# start of Extracted records
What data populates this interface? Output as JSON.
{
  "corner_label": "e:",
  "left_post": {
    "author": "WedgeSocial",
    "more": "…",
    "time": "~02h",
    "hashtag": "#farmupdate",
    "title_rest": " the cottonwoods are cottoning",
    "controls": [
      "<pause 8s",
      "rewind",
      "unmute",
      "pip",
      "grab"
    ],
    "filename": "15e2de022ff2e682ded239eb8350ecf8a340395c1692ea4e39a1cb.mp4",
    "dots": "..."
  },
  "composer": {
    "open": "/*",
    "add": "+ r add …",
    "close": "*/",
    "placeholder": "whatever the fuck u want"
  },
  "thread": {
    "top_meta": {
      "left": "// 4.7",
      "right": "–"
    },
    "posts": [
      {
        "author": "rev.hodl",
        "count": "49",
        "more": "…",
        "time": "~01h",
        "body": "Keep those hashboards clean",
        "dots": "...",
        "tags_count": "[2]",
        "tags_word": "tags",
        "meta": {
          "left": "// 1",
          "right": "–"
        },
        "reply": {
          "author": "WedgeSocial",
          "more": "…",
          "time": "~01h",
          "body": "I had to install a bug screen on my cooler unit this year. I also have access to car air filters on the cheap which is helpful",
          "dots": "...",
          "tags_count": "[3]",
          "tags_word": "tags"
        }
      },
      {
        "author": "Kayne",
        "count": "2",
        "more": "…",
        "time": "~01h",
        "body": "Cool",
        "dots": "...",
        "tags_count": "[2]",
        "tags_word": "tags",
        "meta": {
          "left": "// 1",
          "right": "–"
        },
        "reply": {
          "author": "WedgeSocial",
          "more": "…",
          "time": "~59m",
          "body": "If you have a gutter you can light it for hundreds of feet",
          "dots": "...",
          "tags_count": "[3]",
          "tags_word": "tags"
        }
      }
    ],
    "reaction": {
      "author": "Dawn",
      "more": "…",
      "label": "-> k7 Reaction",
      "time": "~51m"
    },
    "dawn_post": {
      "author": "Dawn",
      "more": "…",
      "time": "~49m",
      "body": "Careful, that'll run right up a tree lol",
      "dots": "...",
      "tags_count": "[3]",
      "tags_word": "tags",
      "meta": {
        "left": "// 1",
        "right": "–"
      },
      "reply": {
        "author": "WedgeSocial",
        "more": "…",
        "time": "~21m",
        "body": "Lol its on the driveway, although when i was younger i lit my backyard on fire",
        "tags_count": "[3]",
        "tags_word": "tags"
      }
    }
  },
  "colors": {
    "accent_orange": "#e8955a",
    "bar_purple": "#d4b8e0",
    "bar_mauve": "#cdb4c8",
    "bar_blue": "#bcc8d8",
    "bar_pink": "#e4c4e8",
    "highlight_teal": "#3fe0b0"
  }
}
# end of Extracted records
_Exercise brief_
Go through the data and return every record exactly.

_Full solution_
What data populates this interface? Output as JSON.
{
  "corner_label": "e:",
  "left_post": {
    "author": "WedgeSocial",
    "more": "…",
    "time": "~02h",
    "hashtag": "#farmupdate",
    "title_rest": " the cottonwoods are cottoning",
    "controls": [
      "<pause 8s",
      "rewind",
      "unmute",
      "pip",
      "grab"
    ],
    "filename": "15e2de022ff2e682ded239eb8350ecf8a340395c1692ea4e39a1cb.mp4",
    "dots": "..."
  },
  "composer": {
    "open": "/*",
    "add": "+ r add …",
    "close": "*/",
    "placeholder": "whatever the fuck u want"
  },
  "thread": {
    "top_meta": {
      "left": "// 4.7",
      "right": "–"
    },
    "posts": [
      {
        "author": "rev.hodl",
        "count": "49",
        "more": "…",
        "time": "~01h",
        "body": "Keep those hashboards clean",
        "dots": "...",
        "tags_count": "[2]",
        "tags_word": "tags",
        "meta": {
          "left": "// 1",
          "right": "–"
        },
        "reply": {
          "author": "WedgeSocial",
          "more": "…",
          "time": "~01h",
          "body": "I had to install a bug screen on my cooler unit this year. I also have access to car air filters on the cheap which is helpful",
          "dots": "...",
          "tags_count": "[3]",
          "tags_word": "tags"
        }
      },
      {
        "author": "Kayne",
        "count": "2",
        "more": "…",
        "time": "~01h",
        "body": "Cool",
        "dots": "...",
        "tags_count": "[2]",
        "tags_word": "tags",
        "meta": {
          "left": "// 1",
          "right": "–"
        },
        "reply": {
          "author": "WedgeSocial",
          "more": "…",
          "time": "~59m",
          "body": "If you have a gutter you can light it for hundreds of feet",
          "dots": "...",
          "tags_count": "[3]",
          "tags_word": "tags"
        }
      }
    ],
    "reaction": {
      "author": "Dawn",
      "more": "…",
      "label": "-> k7 Reaction",
      "time": "~51m"
    },
    "dawn_post": {
      "author": "Dawn",
      "more": "…",
      "time": "~49m",
      "body": "Careful, that'll run right up a tree lol",
      "dots": "...",
      "tags_count": "[3]",
      "tags_word": "tags",
      "meta": {
        "left": "// 1",
        "right": "–"
      },
      "reply": {
        "author": "WedgeSocial",
        "more": "…",
        "time": "~21m",
        "body": "Lol its on the driveway, although when i was younger i lit my backyard on fire",
        "tags_count": "[3]",
        "tags_word": "tags"
      }
    }
  },
  "colors": {
    "accent_orange": "#e8955a",
    "bar_purple": "#d4b8e0",
    "bar_mauve": "#cdb4c8",
    "bar_blue": "#bcc8d8",
    "bar_pink": "#e4c4e8",
    "highlight_teal": "#3fe0b0"
  }
}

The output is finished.